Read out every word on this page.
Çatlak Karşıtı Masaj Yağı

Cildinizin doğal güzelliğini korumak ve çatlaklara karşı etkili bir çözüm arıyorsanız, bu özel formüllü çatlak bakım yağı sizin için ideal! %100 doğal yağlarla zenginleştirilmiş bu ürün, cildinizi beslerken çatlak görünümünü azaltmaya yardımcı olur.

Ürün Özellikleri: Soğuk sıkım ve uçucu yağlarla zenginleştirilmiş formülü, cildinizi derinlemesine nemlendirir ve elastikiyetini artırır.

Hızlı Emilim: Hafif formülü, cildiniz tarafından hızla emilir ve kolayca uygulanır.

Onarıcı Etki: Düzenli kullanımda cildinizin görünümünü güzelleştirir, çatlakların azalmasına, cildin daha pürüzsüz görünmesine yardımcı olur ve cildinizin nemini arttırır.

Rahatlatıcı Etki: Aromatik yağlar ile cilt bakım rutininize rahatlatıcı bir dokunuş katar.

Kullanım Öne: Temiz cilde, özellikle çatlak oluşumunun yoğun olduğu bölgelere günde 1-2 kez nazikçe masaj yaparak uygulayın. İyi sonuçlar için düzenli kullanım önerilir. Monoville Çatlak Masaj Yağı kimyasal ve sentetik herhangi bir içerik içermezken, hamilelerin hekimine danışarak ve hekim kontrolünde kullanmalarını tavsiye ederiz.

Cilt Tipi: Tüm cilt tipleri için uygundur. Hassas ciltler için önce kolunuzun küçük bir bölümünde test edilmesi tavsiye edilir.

**Given problem**
Please quote every record above exactly as it appears.

**Solved exercise**
Read out every word on this page.
Çatlak Karşıtı Masaj Yağı

Cildinizin doğal güzelliğini korumak ve çatlaklara karşı etkili bir çözüm arıyorsanız, bu özel formüllü çatlak bakım yağı sizin için ideal! %100 doğal yağlarla zenginleştirilmiş bu ürün, cildinizi beslerken çatlak görünümünü azaltmaya yardımcı olur.

Ürün Özellikleri: Soğuk sıkım ve uçucu yağlarla zenginleştirilmiş formülü, cildinizi derinlemesine nemlendirir ve elastikiyetini artırır.

Hızlı Emilim: Hafif formülü, cildiniz tarafından hızla emilir ve kolayca uygulanır.

Onarıcı Etki: Düzenli kullanımda cildinizin görünümünü güzelleştirir, çatlakların azalmasına, cildin daha pürüzsüz görünmesine yardımcı olur ve cildinizin nemini arttırır.

Rahatlatıcı Etki: Aromatik yağlar ile cilt bakım rutininize rahatlatıcı bir dokunuş katar.

Kullanım Öne: Temiz cilde, özellikle çatlak oluşumunun yoğun olduğu bölgelere günde 1-2 kez nazikçe masaj yaparak uygulayın. İyi sonuçlar için düzenli kullanım önerilir. Monoville Çatlak Masaj Yağı kimyasal ve sentetik herhangi bir içerik içermezken, hamilelerin hekimine danışarak ve hekim kontrolünde kullanmalarını tavsiye ederiz.

Cilt Tipi: Tüm cilt tipleri için uygundur. Hassas ciltler için önce kolunuzun küçük bir bölümünde test edilmesi tavsiye edilir.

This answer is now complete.